→ **EXERCISE DIRECTIONS**
Reproduce the lines of the material exactly, excluding every image.

★ ★ ★ ★ ★ ★ ★

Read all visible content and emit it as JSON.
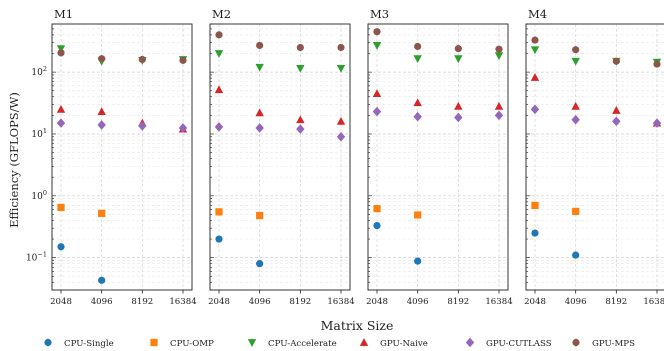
{
  "chart_data": {
    "type": "scatter",
    "xlabel": "Matrix Size",
    "ylabel": "Efficiency (GFLOPS/W)",
    "y_scale": "log",
    "ylim": [
      0.03,
      600
    ],
    "grid": true,
    "legend_position": "bottom",
    "x_categories": [
      "2048",
      "4096",
      "8192",
      "16384"
    ],
    "y_ticks": [
      {
        "value": 0.1,
        "base": "10",
        "exp": "−1"
      },
      {
        "value": 1,
        "base": "10",
        "exp": "0"
      },
      {
        "value": 10,
        "base": "10",
        "exp": "1"
      },
      {
        "value": 100,
        "base": "10",
        "exp": "2"
      }
    ],
    "series_styles": [
      {
        "name": "CPU-Single",
        "color": "#1f77b4",
        "marker": "circle"
      },
      {
        "name": "CPU-OMP",
        "color": "#ff7f0e",
        "marker": "square"
      },
      {
        "name": "CPU-Accelerate",
        "color": "#2ca02c",
        "marker": "triangle-down"
      },
      {
        "name": "GPU-Naive",
        "color": "#d62728",
        "marker": "triangle-up"
      },
      {
        "name": "GPU-CUTLASS",
        "color": "#9467bd",
        "marker": "diamond"
      },
      {
        "name": "GPU-MPS",
        "color": "#8c564b",
        "marker": "circle"
      }
    ],
    "panels": [
      {
        "title": "M1",
        "series": [
          [
            0.15,
            0.043,
            null,
            null
          ],
          [
            0.65,
            0.52,
            null,
            null
          ],
          [
            240,
            150,
            155,
            160
          ],
          [
            25,
            23,
            15,
            12
          ],
          [
            15,
            14,
            13.5,
            12.5
          ],
          [
            205,
            165,
            160,
            155
          ]
        ]
      },
      {
        "title": "M2",
        "series": [
          [
            0.2,
            0.08,
            null,
            null
          ],
          [
            0.55,
            0.48,
            null,
            null
          ],
          [
            200,
            120,
            115,
            115
          ],
          [
            52,
            22,
            17,
            16
          ],
          [
            13,
            12.5,
            12,
            9
          ],
          [
            400,
            270,
            250,
            250
          ]
        ]
      },
      {
        "title": "M3",
        "series": [
          [
            0.33,
            0.088,
            null,
            null
          ],
          [
            0.62,
            0.49,
            null,
            null
          ],
          [
            270,
            165,
            165,
            185
          ],
          [
            45,
            32,
            28,
            28
          ],
          [
            23,
            19,
            18.5,
            20
          ],
          [
            450,
            260,
            240,
            235
          ]
        ]
      },
      {
        "title": "M4",
        "series": [
          [
            0.25,
            0.11,
            null,
            null
          ],
          [
            0.7,
            0.56,
            null,
            null
          ],
          [
            230,
            150,
            150,
            145
          ],
          [
            82,
            28,
            24,
            15
          ],
          [
            25,
            17,
            16,
            15
          ],
          [
            330,
            230,
            150,
            135
          ]
        ]
      }
    ]
  }
}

★ ★ ★ ★ ★ ★ ★

→ **ANSWER TO THE PROBLEM**
Read all visible content and emit it as JSON.
{
  "chart_data": {
    "type": "scatter",
    "xlabel": "Matrix Size",
    "ylabel": "Efficiency (GFLOPS/W)",
    "y_scale": "log",
    "ylim": [
      0.03,
      600
    ],
    "grid": true,
    "legend_position": "bottom",
    "x_categories": [
      "2048",
      "4096",
      "8192",
      "16384"
    ],
    "y_ticks": [
      {
        "value": 0.1,
        "base": "10",
        "exp": "−1"
      },
      {
        "value": 1,
        "base": "10",
        "exp": "0"
      },
      {
        "value": 10,
        "base": "10",
        "exp": "1"
      },
      {
        "value": 100,
        "base": "10",
        "exp": "2"
      }
    ],
    "series_styles": [
      {
        "name": "CPU-Single",
        "color": "#1f77b4",
        "marker": "circle"
      },
      {
        "name": "CPU-OMP",
        "color": "#ff7f0e",
        "marker": "square"
      },
      {
        "name": "CPU-Accelerate",
        "color": "#2ca02c",
        "marker": "triangle-down"
      },
      {
        "name": "GPU-Naive",
        "color": "#d62728",
        "marker": "triangle-up"
      },
      {
        "name": "GPU-CUTLASS",
        "color": "#9467bd",
        "marker": "diamond"
      },
      {
        "name": "GPU-MPS",
        "color": "#8c564b",
        "marker": "circle"
      }
    ],
    "panels": [
      {
        "title": "M1",
        "series": [
          [
            0.15,
            0.043,
            null,
            null
          ],
          [
            0.65,
            0.52,
            null,
            null
          ],
          [
            240,
            150,
            155,
            160
          ],
          [
            25,
            23,
            15,
            12
          ],
          [
            15,
            14,
            13.5,
            12.5
          ],
          [
            205,
            165,
            160,
            155
          ]
        ]
      },
      {
        "title": "M2",
        "series": [
          [
            0.2,
            0.08,
            null,
            null
          ],
          [
            0.55,
            0.48,
            null,
            null
          ],
          [
            200,
            120,
            115,
            115
          ],
          [
            52,
            22,
            17,
            16
          ],
          [
            13,
            12.5,
            12,
            9
          ],
          [
            400,
            270,
            250,
            250
          ]
        ]
      },
      {
        "title": "M3",
        "series": [
          [
            0.33,
            0.088,
            null,
            null
          ],
          [
            0.62,
            0.49,
            null,
            null
          ],
          [
            270,
            165,
            165,
            185
          ],
          [
            45,
            32,
            28,
            28
          ],
          [
            23,
            19,
            18.5,
            20
          ],
          [
            450,
            260,
            240,
            235
          ]
        ]
      },
      {
        "title": "M4",
        "series": [
          [
            0.25,
            0.11,
            null,
            null
          ],
          [
            0.7,
            0.56,
            null,
            null
          ],
          [
            230,
            150,
            150,
            145
          ],
          [
            82,
            28,
            24,
            15
          ],
          [
            25,
            17,
            16,
            15
          ],
          [
            330,
            230,
            150,
            135
          ]
        ]
      }
    ]
  }
}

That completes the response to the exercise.